**Aim of the task**
Work out the number of lines containing "each". Answer with nothing but that number.

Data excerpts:
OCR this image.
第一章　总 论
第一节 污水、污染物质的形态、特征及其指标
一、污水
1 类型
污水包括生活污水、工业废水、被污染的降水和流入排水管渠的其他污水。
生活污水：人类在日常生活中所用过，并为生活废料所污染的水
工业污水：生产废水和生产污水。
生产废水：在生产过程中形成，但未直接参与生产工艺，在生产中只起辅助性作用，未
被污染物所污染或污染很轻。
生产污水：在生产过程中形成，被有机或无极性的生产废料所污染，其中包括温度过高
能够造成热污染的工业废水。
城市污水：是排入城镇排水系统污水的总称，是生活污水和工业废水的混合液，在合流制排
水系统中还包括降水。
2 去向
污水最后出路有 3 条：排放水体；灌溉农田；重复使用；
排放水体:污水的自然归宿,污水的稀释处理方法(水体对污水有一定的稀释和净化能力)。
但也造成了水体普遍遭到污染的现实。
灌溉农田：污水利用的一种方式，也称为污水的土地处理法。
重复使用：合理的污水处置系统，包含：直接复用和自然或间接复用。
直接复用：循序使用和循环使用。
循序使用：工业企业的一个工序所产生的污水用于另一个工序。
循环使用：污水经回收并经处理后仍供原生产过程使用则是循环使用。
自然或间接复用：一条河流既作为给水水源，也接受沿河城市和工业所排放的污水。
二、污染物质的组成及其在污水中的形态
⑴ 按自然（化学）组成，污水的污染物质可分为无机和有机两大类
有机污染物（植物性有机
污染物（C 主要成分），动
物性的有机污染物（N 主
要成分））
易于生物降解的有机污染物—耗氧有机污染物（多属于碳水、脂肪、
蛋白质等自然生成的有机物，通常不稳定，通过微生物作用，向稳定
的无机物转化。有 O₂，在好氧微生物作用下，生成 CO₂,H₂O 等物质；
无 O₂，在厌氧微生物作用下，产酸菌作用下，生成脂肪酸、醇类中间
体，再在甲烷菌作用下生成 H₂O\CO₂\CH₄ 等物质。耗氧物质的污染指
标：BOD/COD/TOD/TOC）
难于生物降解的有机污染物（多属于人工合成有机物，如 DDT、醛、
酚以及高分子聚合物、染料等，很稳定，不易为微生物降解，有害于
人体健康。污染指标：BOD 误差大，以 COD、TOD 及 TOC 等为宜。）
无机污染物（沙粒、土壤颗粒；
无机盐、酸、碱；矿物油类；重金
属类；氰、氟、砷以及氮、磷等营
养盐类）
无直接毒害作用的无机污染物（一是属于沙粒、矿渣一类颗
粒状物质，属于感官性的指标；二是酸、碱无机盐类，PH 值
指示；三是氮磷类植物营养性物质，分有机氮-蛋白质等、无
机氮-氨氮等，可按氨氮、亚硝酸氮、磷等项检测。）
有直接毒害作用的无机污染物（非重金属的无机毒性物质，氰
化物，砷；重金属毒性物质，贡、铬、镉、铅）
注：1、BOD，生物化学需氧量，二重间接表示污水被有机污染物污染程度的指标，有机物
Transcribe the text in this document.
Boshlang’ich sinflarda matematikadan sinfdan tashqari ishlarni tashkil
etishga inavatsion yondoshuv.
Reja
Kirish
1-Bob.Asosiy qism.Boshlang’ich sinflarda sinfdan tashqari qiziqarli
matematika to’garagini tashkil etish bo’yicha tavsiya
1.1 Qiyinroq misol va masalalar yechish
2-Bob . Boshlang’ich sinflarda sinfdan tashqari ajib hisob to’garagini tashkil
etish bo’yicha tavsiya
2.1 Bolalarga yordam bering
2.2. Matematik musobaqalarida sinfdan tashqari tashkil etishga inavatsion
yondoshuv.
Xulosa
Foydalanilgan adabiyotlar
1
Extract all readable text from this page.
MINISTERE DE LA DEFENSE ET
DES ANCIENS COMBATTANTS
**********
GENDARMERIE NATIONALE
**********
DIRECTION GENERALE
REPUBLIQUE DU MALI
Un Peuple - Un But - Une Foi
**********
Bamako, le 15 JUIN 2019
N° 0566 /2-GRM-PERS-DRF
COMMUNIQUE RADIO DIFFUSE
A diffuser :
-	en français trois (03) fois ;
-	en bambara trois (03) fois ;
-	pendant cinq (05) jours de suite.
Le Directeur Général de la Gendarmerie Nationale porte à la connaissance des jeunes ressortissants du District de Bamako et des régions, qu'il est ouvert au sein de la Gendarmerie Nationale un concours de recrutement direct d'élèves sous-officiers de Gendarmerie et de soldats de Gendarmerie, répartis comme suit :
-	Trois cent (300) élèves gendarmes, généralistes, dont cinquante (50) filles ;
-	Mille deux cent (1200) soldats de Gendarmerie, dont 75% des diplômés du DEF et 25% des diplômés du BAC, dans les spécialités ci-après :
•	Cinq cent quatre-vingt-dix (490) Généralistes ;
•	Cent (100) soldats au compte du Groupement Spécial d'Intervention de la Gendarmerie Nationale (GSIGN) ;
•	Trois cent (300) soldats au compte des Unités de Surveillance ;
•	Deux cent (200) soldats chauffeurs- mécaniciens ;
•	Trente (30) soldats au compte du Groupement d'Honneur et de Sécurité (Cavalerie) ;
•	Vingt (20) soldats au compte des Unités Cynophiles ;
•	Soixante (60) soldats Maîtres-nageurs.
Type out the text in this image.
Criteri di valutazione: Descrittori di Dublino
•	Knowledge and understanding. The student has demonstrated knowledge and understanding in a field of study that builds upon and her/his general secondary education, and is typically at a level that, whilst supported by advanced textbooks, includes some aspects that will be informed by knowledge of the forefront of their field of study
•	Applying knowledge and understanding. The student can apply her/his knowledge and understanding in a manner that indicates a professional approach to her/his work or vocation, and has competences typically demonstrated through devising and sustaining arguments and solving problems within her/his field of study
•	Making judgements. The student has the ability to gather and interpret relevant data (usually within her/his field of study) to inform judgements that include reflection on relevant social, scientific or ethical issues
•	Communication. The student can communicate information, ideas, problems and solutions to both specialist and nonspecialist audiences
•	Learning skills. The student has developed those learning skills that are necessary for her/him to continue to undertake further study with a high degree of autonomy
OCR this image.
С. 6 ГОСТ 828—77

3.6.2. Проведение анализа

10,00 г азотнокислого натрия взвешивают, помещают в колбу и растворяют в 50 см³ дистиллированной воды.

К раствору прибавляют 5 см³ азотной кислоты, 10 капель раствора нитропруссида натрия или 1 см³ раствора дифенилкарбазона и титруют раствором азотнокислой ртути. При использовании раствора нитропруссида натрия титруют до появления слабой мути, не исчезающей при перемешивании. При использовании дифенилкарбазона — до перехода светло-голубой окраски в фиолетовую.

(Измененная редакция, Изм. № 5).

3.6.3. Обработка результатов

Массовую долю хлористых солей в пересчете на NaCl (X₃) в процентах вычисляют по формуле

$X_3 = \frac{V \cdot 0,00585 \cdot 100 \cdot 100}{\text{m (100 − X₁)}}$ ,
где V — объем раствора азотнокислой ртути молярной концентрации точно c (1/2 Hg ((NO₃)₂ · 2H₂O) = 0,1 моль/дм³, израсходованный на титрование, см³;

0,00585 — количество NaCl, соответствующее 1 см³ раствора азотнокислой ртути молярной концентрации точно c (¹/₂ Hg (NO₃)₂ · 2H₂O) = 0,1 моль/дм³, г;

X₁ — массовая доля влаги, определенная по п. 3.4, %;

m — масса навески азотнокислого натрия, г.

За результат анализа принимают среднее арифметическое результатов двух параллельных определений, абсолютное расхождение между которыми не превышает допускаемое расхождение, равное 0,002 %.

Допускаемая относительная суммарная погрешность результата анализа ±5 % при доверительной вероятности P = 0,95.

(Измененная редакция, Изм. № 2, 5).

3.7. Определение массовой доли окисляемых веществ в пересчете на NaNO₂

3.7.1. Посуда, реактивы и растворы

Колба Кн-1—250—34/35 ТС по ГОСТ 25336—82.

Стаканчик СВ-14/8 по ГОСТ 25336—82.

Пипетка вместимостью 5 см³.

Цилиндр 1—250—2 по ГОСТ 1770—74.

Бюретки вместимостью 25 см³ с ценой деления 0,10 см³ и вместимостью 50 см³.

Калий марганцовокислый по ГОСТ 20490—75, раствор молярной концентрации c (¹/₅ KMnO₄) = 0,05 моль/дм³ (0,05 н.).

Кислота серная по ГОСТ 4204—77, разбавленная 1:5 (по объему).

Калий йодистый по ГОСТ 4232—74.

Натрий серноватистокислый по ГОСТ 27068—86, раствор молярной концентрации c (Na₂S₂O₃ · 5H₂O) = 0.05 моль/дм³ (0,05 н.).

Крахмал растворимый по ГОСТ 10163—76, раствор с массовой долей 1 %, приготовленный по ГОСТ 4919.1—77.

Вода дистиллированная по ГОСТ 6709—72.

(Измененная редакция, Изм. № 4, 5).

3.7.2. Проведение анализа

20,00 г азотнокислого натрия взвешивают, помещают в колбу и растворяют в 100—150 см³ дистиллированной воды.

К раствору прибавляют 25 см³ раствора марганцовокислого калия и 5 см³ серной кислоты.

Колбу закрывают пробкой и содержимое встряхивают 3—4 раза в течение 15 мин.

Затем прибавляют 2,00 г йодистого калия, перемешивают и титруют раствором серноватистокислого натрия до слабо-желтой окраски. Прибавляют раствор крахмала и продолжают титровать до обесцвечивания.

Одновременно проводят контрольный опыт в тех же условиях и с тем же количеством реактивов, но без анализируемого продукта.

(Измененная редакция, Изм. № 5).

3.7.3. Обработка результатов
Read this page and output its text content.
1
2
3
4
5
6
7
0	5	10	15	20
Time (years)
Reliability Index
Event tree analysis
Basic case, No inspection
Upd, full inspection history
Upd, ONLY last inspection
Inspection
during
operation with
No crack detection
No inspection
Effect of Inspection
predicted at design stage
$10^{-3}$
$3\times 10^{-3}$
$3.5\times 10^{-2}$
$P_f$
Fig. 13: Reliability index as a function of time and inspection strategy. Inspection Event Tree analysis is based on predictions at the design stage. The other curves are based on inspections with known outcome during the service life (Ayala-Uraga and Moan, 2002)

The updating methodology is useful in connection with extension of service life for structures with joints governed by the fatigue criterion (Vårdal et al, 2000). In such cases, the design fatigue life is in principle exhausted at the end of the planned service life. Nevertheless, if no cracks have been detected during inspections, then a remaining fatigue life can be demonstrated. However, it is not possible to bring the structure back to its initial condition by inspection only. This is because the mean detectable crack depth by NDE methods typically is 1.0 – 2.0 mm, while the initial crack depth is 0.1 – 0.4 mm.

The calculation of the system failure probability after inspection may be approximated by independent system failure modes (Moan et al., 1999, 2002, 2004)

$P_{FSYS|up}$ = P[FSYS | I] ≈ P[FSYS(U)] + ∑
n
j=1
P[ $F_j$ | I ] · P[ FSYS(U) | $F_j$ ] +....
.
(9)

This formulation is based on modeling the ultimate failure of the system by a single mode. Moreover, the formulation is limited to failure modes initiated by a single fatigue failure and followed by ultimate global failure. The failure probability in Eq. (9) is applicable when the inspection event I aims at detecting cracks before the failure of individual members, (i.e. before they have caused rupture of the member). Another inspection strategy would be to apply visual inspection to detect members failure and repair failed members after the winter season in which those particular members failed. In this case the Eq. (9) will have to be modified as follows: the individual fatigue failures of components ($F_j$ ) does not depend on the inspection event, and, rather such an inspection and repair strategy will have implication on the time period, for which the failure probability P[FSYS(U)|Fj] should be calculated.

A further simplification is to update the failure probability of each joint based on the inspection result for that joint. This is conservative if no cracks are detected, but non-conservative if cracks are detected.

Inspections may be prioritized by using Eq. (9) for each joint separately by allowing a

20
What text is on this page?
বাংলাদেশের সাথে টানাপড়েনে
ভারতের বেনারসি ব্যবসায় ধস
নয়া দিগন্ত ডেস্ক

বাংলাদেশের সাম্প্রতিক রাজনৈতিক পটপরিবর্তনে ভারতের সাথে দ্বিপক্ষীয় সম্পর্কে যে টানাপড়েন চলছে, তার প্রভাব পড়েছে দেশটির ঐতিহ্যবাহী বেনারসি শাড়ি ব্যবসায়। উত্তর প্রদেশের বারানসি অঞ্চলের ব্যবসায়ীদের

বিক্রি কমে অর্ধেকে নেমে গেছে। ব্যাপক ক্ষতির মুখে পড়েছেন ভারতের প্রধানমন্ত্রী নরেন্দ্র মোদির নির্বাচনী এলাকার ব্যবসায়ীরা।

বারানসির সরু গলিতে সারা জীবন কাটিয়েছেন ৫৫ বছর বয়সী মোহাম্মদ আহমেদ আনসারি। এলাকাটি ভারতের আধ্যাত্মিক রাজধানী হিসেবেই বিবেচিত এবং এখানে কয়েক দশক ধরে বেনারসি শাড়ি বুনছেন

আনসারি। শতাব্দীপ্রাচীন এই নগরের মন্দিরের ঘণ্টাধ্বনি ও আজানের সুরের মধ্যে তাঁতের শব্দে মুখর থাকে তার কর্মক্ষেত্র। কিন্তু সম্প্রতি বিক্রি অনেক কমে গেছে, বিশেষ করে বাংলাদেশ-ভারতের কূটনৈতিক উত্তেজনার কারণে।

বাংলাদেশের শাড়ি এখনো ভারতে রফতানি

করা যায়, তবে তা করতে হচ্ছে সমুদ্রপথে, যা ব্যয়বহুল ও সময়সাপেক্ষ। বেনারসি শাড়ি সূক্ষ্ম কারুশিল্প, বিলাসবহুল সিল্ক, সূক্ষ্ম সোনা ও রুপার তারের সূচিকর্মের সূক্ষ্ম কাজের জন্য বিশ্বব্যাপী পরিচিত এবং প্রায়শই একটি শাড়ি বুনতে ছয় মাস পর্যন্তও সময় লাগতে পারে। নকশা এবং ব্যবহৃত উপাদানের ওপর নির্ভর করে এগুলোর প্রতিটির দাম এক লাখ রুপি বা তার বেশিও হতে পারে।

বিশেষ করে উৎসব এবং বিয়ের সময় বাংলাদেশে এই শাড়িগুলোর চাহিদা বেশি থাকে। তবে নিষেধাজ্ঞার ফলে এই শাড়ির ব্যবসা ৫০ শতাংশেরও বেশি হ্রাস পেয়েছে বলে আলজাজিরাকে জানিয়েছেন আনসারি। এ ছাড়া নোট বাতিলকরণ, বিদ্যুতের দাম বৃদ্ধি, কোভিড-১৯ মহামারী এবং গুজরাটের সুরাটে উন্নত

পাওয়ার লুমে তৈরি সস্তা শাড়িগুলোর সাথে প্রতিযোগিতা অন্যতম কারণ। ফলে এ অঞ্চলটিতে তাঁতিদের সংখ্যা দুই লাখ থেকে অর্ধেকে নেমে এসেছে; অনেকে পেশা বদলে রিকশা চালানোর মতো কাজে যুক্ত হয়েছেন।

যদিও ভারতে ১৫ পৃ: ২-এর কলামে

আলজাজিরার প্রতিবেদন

**Answer to this exercise**
2